■ **Dataset entries**:

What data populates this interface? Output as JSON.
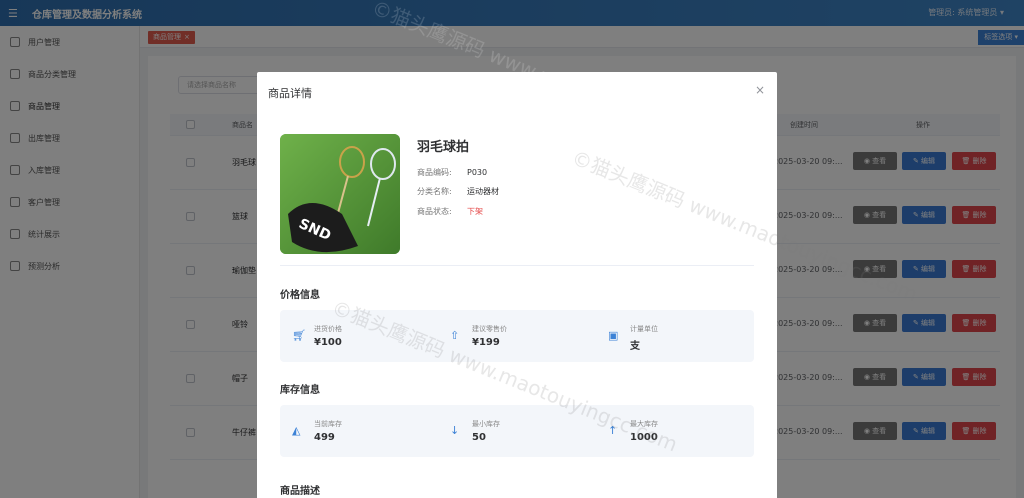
{
  "header": {
    "app_title": "仓库管理及数据分析系统",
    "user": "管理员: 系统管理员"
  },
  "sidebar": {
    "items": [
      {
        "label": "用户管理"
      },
      {
        "label": "商品分类管理"
      },
      {
        "label": "商品管理"
      },
      {
        "label": "出库管理"
      },
      {
        "label": "入库管理"
      },
      {
        "label": "客户管理"
      },
      {
        "label": "统计展示"
      },
      {
        "label": "预测分析"
      }
    ]
  },
  "tabs": {
    "active": "商品管理",
    "options_label": "标签选项"
  },
  "list": {
    "search_placeholder": "请选择商品名称",
    "headers": {
      "name": "商品名",
      "created": "创建时间",
      "actions": "操作"
    },
    "rows": [
      {
        "name": "羽毛球",
        "created": "2025-03-20 09:..."
      },
      {
        "name": "篮球",
        "created": "2025-03-20 09:..."
      },
      {
        "name": "瑜伽垫",
        "created": "2025-03-20 09:..."
      },
      {
        "name": "哑铃",
        "created": "2025-03-20 09:..."
      },
      {
        "name": "帽子",
        "created": "2025-03-20 09:..."
      },
      {
        "name": "牛仔裤",
        "created": "2025-03-20 09:..."
      }
    ],
    "view_label": "查看",
    "edit_label": "编辑",
    "delete_label": "删除"
  },
  "dialog": {
    "title": "商品详情",
    "product": {
      "name": "羽毛球拍",
      "code_label": "商品编码:",
      "code": "P030",
      "category_label": "分类名称:",
      "category": "运动器材",
      "status_label": "商品状态:",
      "status": "下架",
      "status_color": "#e54a4a"
    },
    "price_section": {
      "title": "价格信息",
      "items": [
        {
          "label": "进货价格",
          "value": "¥100",
          "icon": "cart-icon"
        },
        {
          "label": "建议零售价",
          "value": "¥199",
          "icon": "bag-up-icon"
        },
        {
          "label": "计量单位",
          "value": "支",
          "icon": "box-icon"
        }
      ]
    },
    "stock_section": {
      "title": "库存信息",
      "items": [
        {
          "label": "当前库存",
          "value": "499",
          "icon": "bag-icon"
        },
        {
          "label": "最小库存",
          "value": "50",
          "icon": "arrow-down-icon"
        },
        {
          "label": "最大库存",
          "value": "1000",
          "icon": "arrow-up-icon"
        }
      ]
    },
    "desc_section": {
      "title": "商品描述"
    }
  },
  "watermark_text": "©猫头鹰源码 www.maotouyingcc.com",
  "colors": {
    "header": "#3f86c8",
    "primary": "#3a7bd5",
    "danger": "#e0464c",
    "neutral": "#767676"
  }
}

■ **The problem**:
Leave the images out, please, and restate each line word for word.

■ **Response to this exercise**:
What data populates this interface? Output as JSON.
{
  "header": {
    "app_title": "仓库管理及数据分析系统",
    "user": "管理员: 系统管理员"
  },
  "sidebar": {
    "items": [
      {
        "label": "用户管理"
      },
      {
        "label": "商品分类管理"
      },
      {
        "label": "商品管理"
      },
      {
        "label": "出库管理"
      },
      {
        "label": "入库管理"
      },
      {
        "label": "客户管理"
      },
      {
        "label": "统计展示"
      },
      {
        "label": "预测分析"
      }
    ]
  },
  "tabs": {
    "active": "商品管理",
    "options_label": "标签选项"
  },
  "list": {
    "search_placeholder": "请选择商品名称",
    "headers": {
      "name": "商品名",
      "created": "创建时间",
      "actions": "操作"
    },
    "rows": [
      {
        "name": "羽毛球",
        "created": "2025-03-20 09:..."
      },
      {
        "name": "篮球",
        "created": "2025-03-20 09:..."
      },
      {
        "name": "瑜伽垫",
        "created": "2025-03-20 09:..."
      },
      {
        "name": "哑铃",
        "created": "2025-03-20 09:..."
      },
      {
        "name": "帽子",
        "created": "2025-03-20 09:..."
      },
      {
        "name": "牛仔裤",
        "created": "2025-03-20 09:..."
      }
    ],
    "view_label": "查看",
    "edit_label": "编辑",
    "delete_label": "删除"
  },
  "dialog": {
    "title": "商品详情",
    "product": {
      "name": "羽毛球拍",
      "code_label": "商品编码:",
      "code": "P030",
      "category_label": "分类名称:",
      "category": "运动器材",
      "status_label": "商品状态:",
      "status": "下架",
      "status_color": "#e54a4a"
    },
    "price_section": {
      "title": "价格信息",
      "items": [
        {
          "label": "进货价格",
          "value": "¥100",
          "icon": "cart-icon"
        },
        {
          "label": "建议零售价",
          "value": "¥199",
          "icon": "bag-up-icon"
        },
        {
          "label": "计量单位",
          "value": "支",
          "icon": "box-icon"
        }
      ]
    },
    "stock_section": {
      "title": "库存信息",
      "items": [
        {
          "label": "当前库存",
          "value": "499",
          "icon": "bag-icon"
        },
        {
          "label": "最小库存",
          "value": "50",
          "icon": "arrow-down-icon"
        },
        {
          "label": "最大库存",
          "value": "1000",
          "icon": "arrow-up-icon"
        }
      ]
    },
    "desc_section": {
      "title": "商品描述"
    }
  },
  "watermark_text": "©猫头鹰源码 www.maotouyingcc.com",
  "colors": {
    "header": "#3f86c8",
    "primary": "#3a7bd5",
    "danger": "#e0464c",
    "neutral": "#767676"
  }
}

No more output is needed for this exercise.